However, I would be lying if I didn’t say that at times during the stories I felt a completely swept up in Scott’s character. While I certainly had a rational and critical response to what happened in each of the scenes, I want to resist the binary that says I could not do this without feeling or identifying with him at least a little bit. I couldn’t find this quote when I looked again for it in the text but I know somewhere it said that the alienation effect made you cry when the characters laughed and laugh when they cried. I cried when Scott cried, and I laughed when he laughed. Scott also acted the stories out realistically. Of course he was playing himself, but instead of telling the stories in a detached, nostalgic way, he reenacted them fully as though they were happening precisely to him in the given moment. The points in between when he broke out of them and addressed the audience again provided little anchor points of alienation where we were invited to maybe process what just been shown and remember our distanced roles as audience members before we were swept up again in the next story.
    Also, there is the question of how Scott is playing himself when he is acting as himself addressing the audience in present time. No doubt some of this is scripted. But is our whole hearted belief that we are seeing “the real Scott” consistent with Brecht’s ideas about theatre and how an actor should act? Especially when the “real” Scott’s lines are rehearsed? At one point he even takes off all his clothes and stands completely naked. This could be argued is the ultimate example of a lack of costume. But then so much of the piece could be seen as about some sort of performance. Sometimes the “real” Scott is somewhat at odds with the body he is showing us. He alters it. This does go along with Brecht’s ideas are alterable. He dresses differently. He talks about how people used to comment on his short hair cut when he still went by a female pronoun. All of this could lead us to ask if the “real Scott” is in the body, even if it is related to it? And if we can’t pinpoint the so called “real Scott” how could Scott even attempt to alienate himself from something intangible?

TASK REQUIREMENTS: Carry on the reflection on Scott's performance and Brecht's alienation effect from its final sentence, in the same voice.

PROVIDED MATERIAL:
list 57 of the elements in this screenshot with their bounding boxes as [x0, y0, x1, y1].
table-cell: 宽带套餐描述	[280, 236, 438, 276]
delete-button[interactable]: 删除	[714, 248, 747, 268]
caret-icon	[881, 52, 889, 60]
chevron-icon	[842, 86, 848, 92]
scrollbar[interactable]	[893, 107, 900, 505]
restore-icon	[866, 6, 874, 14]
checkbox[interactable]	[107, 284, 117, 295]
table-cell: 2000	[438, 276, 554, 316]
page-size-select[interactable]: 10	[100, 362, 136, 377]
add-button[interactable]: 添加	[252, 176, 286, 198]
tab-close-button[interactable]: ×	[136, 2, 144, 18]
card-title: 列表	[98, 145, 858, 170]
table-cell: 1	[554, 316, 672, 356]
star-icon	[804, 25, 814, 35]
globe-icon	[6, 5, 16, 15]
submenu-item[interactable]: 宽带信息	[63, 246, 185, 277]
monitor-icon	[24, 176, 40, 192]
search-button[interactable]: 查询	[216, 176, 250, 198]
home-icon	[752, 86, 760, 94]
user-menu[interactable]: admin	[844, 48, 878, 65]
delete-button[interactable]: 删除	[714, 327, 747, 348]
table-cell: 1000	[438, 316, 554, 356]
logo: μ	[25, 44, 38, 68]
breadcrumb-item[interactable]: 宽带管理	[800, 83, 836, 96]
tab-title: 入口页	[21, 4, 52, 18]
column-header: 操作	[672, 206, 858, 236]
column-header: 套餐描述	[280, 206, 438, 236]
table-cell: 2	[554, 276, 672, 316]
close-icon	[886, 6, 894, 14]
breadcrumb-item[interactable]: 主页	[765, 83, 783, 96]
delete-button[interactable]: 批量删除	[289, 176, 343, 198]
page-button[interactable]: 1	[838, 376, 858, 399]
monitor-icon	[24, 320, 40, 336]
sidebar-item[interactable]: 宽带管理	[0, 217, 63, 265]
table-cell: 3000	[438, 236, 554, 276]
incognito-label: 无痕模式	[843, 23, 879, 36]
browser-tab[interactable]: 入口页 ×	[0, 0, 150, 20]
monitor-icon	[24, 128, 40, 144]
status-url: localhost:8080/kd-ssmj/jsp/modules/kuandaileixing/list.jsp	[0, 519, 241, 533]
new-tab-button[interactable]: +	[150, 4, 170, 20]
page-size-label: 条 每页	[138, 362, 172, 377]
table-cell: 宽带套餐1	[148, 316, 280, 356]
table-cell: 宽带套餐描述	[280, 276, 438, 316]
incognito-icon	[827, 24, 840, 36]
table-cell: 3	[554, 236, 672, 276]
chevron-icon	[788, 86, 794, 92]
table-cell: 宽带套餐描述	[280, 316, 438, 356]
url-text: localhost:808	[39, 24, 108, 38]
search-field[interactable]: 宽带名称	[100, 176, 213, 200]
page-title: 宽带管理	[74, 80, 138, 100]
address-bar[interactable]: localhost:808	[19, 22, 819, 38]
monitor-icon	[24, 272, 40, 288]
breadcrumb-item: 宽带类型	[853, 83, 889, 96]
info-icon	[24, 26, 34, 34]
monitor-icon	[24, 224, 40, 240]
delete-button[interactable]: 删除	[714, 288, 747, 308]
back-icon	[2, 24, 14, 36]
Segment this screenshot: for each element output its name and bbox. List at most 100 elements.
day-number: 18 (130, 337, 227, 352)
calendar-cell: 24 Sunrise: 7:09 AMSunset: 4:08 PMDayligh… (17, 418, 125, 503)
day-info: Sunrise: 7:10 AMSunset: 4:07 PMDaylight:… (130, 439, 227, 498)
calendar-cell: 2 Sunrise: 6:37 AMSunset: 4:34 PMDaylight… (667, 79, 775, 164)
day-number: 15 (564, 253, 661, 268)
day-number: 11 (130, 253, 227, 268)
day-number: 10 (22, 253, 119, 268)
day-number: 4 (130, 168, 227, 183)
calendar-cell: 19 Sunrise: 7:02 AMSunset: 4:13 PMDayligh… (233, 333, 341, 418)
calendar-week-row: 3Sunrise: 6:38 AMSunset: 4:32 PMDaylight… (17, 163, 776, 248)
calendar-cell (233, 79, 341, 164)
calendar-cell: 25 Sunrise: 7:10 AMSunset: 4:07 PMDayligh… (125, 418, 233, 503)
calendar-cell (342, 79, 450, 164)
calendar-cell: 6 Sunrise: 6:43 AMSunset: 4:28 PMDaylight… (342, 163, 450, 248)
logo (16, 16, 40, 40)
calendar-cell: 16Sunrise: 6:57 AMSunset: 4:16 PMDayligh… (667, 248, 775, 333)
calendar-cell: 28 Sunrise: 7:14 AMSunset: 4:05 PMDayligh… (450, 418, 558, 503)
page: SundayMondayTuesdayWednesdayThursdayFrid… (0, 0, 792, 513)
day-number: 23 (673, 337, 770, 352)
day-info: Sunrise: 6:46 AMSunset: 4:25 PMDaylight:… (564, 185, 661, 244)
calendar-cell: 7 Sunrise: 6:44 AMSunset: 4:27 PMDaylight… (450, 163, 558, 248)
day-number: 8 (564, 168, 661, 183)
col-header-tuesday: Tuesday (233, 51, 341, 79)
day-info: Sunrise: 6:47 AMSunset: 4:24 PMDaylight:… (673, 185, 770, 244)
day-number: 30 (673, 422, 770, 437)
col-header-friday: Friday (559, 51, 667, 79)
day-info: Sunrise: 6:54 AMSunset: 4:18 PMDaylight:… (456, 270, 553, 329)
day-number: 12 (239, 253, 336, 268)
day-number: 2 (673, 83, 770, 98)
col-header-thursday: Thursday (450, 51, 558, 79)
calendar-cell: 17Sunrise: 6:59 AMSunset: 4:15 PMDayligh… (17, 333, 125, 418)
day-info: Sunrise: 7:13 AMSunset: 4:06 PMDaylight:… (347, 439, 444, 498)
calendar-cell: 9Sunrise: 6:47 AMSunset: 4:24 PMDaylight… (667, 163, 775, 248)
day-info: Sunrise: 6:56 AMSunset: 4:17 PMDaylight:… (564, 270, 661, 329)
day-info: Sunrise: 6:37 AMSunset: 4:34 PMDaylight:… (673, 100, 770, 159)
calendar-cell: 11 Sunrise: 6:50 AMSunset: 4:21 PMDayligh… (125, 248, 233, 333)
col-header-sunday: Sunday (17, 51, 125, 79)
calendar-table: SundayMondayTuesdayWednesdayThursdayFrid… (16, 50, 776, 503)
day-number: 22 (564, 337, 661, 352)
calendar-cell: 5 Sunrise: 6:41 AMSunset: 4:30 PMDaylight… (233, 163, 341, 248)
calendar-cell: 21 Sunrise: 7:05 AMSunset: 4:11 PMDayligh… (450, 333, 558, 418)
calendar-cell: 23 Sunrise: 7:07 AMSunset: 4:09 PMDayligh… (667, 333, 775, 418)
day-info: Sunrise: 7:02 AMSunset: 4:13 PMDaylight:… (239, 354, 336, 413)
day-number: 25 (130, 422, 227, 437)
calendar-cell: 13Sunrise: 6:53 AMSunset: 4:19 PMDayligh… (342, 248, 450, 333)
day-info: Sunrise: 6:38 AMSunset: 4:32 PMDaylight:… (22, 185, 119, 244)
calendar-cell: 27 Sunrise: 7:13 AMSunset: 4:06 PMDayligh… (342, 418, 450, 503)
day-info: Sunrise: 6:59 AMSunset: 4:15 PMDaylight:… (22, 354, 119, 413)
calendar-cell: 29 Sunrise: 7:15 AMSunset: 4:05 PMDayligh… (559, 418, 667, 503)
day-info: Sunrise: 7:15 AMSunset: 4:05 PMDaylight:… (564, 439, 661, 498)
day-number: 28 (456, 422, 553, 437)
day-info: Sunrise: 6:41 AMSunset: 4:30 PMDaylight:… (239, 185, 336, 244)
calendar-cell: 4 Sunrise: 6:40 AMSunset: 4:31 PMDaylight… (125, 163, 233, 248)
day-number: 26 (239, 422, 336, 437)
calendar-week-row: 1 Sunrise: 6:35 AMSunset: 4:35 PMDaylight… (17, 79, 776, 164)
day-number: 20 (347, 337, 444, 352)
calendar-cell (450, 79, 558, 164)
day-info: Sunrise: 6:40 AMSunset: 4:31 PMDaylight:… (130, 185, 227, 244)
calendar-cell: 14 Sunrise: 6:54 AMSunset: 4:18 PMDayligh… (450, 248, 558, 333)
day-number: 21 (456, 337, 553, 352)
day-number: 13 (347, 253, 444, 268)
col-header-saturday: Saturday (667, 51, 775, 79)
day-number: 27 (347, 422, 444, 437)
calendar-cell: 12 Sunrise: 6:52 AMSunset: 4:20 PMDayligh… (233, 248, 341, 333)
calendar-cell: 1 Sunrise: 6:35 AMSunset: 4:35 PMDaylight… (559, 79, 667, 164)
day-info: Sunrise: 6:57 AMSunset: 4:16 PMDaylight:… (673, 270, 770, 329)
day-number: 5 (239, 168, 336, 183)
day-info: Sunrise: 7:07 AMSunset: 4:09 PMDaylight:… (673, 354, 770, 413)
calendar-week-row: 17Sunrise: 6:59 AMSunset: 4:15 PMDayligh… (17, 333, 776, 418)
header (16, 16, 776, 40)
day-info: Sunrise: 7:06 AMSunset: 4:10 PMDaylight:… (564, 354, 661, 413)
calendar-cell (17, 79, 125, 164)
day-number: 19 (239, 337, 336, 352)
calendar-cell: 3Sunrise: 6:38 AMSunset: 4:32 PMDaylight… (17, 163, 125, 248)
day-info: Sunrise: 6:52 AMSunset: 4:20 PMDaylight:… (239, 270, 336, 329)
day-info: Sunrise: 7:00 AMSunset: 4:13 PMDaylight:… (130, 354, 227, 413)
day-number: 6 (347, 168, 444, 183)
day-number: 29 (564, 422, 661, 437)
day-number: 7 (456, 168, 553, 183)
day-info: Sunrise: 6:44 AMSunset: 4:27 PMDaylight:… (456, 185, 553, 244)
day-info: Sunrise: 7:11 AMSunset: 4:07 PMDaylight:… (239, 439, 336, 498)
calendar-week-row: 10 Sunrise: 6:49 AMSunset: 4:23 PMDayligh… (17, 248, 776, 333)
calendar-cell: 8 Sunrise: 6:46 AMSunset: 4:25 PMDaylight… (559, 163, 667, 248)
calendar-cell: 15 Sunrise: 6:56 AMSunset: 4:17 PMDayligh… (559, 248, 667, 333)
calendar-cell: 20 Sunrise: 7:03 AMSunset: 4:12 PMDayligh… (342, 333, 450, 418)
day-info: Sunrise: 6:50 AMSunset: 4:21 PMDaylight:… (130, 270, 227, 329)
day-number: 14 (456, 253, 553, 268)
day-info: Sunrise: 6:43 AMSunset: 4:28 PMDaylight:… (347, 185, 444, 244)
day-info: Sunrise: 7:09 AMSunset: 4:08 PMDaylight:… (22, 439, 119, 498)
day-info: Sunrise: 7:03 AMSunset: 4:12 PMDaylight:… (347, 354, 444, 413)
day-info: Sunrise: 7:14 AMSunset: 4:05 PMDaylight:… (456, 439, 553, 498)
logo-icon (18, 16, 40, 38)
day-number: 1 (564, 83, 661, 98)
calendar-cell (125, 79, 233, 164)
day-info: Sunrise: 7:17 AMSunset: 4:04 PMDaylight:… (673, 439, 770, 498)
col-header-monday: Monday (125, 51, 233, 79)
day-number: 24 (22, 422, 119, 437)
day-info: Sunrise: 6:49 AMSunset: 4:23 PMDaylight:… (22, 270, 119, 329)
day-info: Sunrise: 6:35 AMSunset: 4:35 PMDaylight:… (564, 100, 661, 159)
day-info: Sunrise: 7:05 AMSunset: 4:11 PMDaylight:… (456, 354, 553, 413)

RESPONSE TO THE EXERCISE:
    Further, when it comes to the set, the reality and theatrical again merge. Really Scott is having a conversation with us. He is on stage but to some degree we build kind of a “real” fort. There are curtain like drapings above us. At the same time we are inside the fort, Scotts also sometimes builds other forts on the stage so we are simultaneously looking from the outside and the inside, an impossible situation in reality. This impossibility again alienates us a bit from what is happening on stage. However it’s a good example of how the real and not real sometimes tangle or at least have an interesting relationship in Scott’s work. We are simultaneously sucked in, but are also kept at a distance.
It is sometimes problematic to directly ask which side of the epic versus traditional theatre binary Scott stands on with this work because he undoes some of the very concepts and definitions on which these binaries rely. However the piece was as moving and thought provoking and entertaining and effective as how I felt Brecht described the Epic theatre should be. Scott Turner Schofield was absolutely charming and brilliant as himself, selves, as a producer of theatre and an actor. His piece was complex and moving both in content and in form and I feel so lucky that I got to see him come to Evergreen and perform.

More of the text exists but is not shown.